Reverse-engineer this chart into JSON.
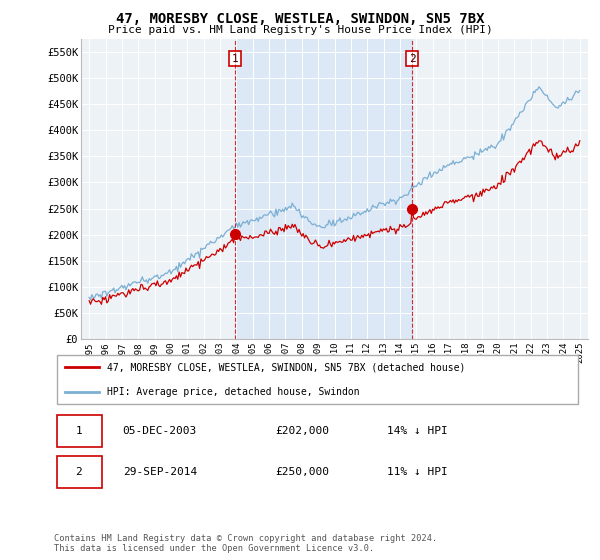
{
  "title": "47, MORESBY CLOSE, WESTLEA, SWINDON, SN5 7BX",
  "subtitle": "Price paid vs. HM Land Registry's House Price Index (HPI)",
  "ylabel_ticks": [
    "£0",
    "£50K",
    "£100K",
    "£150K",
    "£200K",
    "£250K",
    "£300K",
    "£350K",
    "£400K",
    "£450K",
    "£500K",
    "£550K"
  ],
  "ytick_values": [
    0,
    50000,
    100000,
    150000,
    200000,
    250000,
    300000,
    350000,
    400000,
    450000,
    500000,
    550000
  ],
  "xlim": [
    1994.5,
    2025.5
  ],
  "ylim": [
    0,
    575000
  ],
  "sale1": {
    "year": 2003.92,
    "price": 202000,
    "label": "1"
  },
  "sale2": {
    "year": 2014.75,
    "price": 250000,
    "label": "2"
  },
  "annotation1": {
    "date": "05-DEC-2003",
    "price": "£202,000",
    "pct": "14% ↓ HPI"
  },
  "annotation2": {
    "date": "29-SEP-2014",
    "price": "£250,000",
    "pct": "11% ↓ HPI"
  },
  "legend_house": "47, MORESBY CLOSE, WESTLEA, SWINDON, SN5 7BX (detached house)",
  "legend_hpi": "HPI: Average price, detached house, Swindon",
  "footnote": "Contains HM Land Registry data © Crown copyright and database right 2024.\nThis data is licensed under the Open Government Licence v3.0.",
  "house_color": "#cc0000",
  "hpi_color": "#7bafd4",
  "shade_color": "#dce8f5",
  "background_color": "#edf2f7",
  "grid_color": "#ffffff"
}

■ ■ ■ ■ ■

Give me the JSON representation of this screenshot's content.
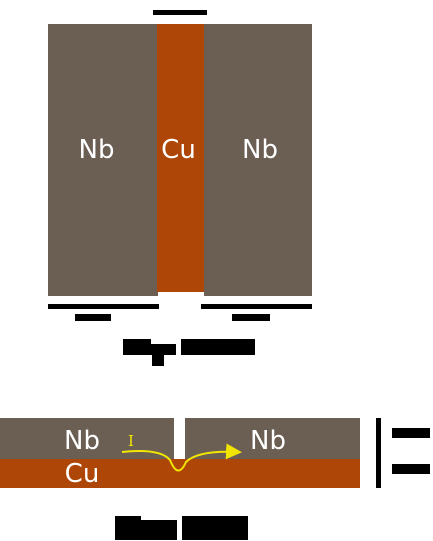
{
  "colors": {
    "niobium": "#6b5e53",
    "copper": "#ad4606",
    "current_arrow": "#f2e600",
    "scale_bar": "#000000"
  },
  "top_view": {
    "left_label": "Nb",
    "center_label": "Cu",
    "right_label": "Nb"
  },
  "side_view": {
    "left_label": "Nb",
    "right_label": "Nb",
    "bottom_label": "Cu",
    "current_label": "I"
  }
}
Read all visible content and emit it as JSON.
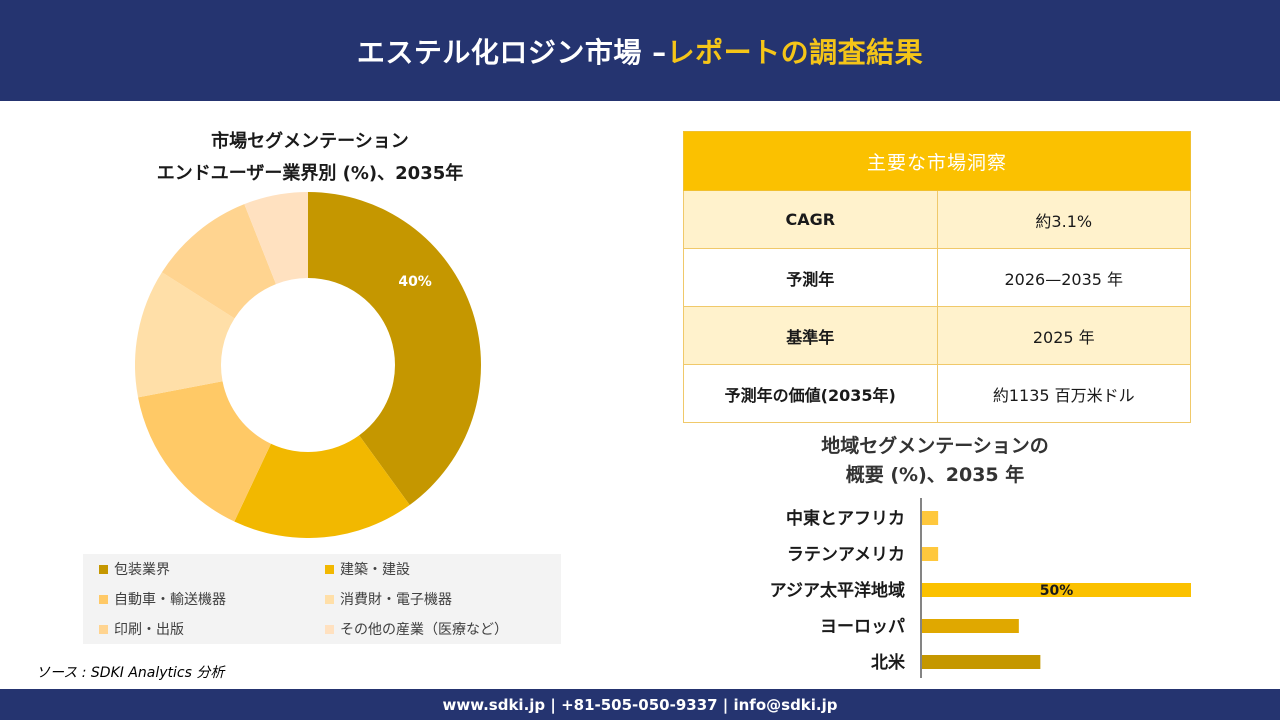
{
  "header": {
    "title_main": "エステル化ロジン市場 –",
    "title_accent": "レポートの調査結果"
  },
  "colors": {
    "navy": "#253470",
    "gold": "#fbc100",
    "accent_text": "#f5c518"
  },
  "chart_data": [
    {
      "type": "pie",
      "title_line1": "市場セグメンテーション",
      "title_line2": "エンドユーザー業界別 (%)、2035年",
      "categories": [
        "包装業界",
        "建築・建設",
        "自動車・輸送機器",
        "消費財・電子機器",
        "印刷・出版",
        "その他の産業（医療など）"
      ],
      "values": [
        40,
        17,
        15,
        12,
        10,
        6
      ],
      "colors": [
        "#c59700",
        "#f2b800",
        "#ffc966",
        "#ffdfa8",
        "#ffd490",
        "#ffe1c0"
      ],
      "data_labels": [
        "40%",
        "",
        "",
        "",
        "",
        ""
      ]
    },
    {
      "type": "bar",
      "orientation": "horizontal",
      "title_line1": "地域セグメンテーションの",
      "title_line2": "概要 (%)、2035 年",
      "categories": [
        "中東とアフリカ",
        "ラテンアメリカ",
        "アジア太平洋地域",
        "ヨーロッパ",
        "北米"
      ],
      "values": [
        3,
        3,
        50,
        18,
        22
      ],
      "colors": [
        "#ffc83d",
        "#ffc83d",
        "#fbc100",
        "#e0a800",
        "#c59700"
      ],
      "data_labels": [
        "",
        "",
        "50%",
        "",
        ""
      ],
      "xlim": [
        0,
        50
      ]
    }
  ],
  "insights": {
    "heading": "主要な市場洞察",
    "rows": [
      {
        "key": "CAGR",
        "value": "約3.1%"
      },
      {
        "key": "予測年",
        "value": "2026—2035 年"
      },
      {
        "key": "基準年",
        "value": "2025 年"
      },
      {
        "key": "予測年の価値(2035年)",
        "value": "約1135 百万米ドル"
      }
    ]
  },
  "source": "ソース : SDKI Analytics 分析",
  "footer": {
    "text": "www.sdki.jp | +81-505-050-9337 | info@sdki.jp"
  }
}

■ ■ ■ ■ ■

→ PROBLEM: Give the count of lines in the listing above that include "detached", with no other words.

→ REPLY: 2